Can you print the listing exactly as it stands, starting at its first line and ending at the line that contains "- size-code-cell: 38A(165/88A): [82, 74, 234, 99]", with both of those lines included?

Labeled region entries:
····················

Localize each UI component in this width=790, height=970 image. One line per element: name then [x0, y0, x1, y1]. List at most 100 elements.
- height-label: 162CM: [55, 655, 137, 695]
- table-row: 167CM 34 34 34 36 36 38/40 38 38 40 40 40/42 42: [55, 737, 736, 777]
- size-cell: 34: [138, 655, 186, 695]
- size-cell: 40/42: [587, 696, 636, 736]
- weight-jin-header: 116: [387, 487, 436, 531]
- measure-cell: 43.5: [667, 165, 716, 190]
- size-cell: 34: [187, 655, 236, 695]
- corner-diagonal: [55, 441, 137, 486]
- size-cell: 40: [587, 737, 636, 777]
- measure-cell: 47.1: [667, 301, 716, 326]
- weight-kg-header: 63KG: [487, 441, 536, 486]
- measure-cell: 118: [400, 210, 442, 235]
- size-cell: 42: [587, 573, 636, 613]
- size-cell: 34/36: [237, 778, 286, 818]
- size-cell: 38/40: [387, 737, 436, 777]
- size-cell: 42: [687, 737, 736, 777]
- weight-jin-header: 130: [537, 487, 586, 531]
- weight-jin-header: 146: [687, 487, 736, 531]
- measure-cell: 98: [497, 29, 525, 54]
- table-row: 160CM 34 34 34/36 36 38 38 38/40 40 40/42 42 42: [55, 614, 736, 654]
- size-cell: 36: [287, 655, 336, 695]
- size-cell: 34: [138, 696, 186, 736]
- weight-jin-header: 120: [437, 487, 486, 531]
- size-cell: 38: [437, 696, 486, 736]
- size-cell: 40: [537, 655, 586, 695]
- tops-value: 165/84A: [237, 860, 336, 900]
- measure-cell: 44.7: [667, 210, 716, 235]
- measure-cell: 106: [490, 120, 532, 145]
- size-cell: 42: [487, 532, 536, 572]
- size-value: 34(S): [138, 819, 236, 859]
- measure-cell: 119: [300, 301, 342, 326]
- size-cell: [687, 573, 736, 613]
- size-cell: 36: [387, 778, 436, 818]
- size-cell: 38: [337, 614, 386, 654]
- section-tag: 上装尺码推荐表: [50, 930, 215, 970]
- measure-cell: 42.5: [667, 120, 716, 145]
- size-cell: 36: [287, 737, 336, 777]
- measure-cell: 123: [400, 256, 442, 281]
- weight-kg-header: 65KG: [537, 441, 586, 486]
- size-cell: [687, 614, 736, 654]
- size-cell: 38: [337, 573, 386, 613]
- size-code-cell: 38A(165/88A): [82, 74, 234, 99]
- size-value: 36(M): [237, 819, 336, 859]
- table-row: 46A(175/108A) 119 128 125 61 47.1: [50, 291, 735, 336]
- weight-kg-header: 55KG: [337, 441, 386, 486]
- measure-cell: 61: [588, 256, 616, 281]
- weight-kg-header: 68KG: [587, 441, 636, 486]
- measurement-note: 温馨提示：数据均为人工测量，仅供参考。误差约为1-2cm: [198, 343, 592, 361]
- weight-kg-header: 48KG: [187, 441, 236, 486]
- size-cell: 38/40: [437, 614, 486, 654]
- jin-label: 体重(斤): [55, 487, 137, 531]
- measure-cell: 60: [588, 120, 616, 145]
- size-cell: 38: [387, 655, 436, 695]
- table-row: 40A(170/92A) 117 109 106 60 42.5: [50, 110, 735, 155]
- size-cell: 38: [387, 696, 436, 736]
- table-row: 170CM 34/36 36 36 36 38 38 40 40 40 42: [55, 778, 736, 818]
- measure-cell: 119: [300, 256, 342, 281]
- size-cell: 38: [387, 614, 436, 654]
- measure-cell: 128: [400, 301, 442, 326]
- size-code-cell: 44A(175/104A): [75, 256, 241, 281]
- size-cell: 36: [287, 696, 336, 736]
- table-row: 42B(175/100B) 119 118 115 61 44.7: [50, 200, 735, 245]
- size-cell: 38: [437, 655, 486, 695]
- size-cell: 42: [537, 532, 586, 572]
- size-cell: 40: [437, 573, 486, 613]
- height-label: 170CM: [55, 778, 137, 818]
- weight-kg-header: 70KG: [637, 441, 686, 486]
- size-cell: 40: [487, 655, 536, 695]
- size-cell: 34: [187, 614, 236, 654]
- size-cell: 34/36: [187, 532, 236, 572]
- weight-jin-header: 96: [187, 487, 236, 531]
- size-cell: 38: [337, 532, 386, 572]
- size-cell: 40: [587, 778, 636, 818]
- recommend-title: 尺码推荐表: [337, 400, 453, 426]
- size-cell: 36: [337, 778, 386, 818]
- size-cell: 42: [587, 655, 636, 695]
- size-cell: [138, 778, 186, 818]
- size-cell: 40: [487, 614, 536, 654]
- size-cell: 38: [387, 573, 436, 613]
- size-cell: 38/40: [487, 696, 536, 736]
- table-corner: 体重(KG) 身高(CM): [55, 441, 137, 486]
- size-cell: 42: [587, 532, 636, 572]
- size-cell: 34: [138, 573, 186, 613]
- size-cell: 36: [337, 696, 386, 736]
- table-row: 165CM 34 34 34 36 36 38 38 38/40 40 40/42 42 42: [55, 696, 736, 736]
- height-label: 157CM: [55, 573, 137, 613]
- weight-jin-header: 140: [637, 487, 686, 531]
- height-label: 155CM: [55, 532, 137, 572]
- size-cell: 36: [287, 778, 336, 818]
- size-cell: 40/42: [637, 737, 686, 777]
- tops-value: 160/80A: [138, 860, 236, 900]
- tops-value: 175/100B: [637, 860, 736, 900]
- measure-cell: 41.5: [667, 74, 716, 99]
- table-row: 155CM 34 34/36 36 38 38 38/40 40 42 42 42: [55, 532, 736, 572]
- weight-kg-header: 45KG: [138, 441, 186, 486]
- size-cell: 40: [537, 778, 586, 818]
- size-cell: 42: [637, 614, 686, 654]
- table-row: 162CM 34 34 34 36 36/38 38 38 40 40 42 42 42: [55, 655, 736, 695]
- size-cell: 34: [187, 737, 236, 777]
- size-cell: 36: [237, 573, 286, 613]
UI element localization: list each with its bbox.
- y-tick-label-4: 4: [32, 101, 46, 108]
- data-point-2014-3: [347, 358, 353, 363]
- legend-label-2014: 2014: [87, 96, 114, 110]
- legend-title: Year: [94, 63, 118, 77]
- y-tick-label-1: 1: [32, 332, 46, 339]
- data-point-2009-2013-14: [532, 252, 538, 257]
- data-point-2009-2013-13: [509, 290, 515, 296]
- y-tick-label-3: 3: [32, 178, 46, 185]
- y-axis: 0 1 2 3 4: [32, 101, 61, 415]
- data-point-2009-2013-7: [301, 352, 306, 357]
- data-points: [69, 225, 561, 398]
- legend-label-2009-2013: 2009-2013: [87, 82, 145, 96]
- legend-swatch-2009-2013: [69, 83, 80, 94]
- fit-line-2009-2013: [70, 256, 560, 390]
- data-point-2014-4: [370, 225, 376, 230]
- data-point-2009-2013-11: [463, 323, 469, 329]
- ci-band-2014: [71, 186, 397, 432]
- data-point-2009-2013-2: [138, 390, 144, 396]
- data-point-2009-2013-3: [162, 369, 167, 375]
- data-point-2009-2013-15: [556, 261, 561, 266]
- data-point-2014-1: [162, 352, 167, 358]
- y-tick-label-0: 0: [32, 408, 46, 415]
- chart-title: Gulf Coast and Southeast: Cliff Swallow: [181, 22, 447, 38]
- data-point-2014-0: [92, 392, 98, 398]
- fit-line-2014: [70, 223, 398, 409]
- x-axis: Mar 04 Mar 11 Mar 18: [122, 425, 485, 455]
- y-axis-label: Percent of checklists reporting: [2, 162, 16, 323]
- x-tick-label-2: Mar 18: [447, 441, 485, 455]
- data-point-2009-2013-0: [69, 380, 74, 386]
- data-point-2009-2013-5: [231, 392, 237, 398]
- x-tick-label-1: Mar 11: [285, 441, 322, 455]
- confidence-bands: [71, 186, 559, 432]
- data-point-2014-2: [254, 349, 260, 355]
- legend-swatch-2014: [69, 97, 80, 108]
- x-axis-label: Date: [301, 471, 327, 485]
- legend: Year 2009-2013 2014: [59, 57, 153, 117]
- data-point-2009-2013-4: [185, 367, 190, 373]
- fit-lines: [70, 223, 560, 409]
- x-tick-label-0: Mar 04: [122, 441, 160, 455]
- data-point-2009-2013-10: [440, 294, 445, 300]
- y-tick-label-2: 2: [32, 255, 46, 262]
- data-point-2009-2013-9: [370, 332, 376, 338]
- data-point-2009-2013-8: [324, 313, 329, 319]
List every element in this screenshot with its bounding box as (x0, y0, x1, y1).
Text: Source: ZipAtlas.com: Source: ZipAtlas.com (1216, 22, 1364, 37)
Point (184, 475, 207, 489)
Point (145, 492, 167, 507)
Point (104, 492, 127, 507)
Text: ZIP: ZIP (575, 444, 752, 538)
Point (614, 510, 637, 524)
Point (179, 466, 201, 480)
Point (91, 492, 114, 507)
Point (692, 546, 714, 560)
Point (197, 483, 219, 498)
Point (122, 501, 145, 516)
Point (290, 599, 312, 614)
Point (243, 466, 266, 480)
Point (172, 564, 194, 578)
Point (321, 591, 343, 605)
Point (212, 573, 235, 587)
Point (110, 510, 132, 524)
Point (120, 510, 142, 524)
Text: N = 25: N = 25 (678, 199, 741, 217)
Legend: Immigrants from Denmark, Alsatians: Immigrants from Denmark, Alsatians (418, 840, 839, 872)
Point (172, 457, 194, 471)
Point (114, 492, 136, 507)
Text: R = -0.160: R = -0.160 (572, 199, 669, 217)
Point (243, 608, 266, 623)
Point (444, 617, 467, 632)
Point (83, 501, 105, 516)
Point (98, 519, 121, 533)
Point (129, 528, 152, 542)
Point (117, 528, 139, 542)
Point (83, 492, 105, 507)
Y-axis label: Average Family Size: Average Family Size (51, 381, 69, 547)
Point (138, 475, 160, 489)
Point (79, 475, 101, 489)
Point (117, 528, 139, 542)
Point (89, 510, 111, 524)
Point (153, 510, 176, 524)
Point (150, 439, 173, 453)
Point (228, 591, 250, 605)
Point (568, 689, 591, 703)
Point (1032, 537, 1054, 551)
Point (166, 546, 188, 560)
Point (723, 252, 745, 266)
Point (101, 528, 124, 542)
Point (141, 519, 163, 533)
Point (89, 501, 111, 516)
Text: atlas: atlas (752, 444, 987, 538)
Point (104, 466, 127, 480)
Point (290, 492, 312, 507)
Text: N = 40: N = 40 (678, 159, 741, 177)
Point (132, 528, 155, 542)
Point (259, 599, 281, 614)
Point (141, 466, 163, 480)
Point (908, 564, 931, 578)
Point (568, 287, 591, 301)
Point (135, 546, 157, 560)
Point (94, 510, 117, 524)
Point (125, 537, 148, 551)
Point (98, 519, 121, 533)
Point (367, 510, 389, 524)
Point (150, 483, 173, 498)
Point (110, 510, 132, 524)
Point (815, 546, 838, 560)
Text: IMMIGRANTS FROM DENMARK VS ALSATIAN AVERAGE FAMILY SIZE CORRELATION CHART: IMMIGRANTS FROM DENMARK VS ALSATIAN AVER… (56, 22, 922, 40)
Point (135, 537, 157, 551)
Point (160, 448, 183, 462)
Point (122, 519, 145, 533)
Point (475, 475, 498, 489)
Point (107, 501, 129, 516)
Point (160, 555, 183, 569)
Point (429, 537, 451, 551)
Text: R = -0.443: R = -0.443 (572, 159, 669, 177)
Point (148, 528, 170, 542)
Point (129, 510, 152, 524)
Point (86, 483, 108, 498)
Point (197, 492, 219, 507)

····················

__Solution__
Localize each UI component in this width=790, height=970 image. One line per element: name then [x0, y0, x1, y1]. List at most 100 elements.
- height-label: 162CM: [55, 655, 137, 695]
- table-row: 167CM 34 34 34 36 36 38/40 38 38 40 40 40/42 42: [55, 737, 736, 777]
- size-cell: 34: [138, 655, 186, 695]
- size-cell: 40/42: [587, 696, 636, 736]
- weight-jin-header: 116: [387, 487, 436, 531]
- measure-cell: 43.5: [667, 165, 716, 190]
- size-cell: 34: [187, 655, 236, 695]
- corner-diagonal: [55, 441, 137, 486]
- size-cell: 40: [587, 737, 636, 777]
- measure-cell: 47.1: [667, 301, 716, 326]
- weight-kg-header: 63KG: [487, 441, 536, 486]
- measure-cell: 118: [400, 210, 442, 235]
- size-cell: 42: [587, 573, 636, 613]
- size-cell: 34/36: [237, 778, 286, 818]
- size-cell: 38/40: [387, 737, 436, 777]
- size-cell: 42: [687, 737, 736, 777]
- weight-jin-header: 130: [537, 487, 586, 531]
- weight-jin-header: 146: [687, 487, 736, 531]
- measure-cell: 98: [497, 29, 525, 54]
- table-row: 160CM 34 34 34/36 36 38 38 38/40 40 40/42 42 42: [55, 614, 736, 654]
- size-cell: 36: [287, 655, 336, 695]
- size-cell: 34: [138, 696, 186, 736]
- weight-jin-header: 120: [437, 487, 486, 531]
- size-cell: 38: [437, 696, 486, 736]
- size-cell: 40: [537, 655, 586, 695]
- tops-value: 165/84A: [237, 860, 336, 900]
- measure-cell: 44.7: [667, 210, 716, 235]
- measure-cell: 106: [490, 120, 532, 145]
- size-cell: 42: [487, 532, 536, 572]
- size-value: 34(S): [138, 819, 236, 859]
- measure-cell: 119: [300, 301, 342, 326]
- size-cell: [687, 573, 736, 613]
- size-cell: 36: [387, 778, 436, 818]
- size-cell: 38: [337, 614, 386, 654]
- section-tag: 上装尺码推荐表: [50, 930, 215, 970]
- measure-cell: 42.5: [667, 120, 716, 145]
- size-cell: 36: [287, 737, 336, 777]
- measure-cell: 123: [400, 256, 442, 281]
- weight-kg-header: 65KG: [537, 441, 586, 486]
- size-cell: [687, 614, 736, 654]
- size-cell: 38: [337, 573, 386, 613]
- size-code-cell: 38A(165/88A): [82, 74, 234, 99]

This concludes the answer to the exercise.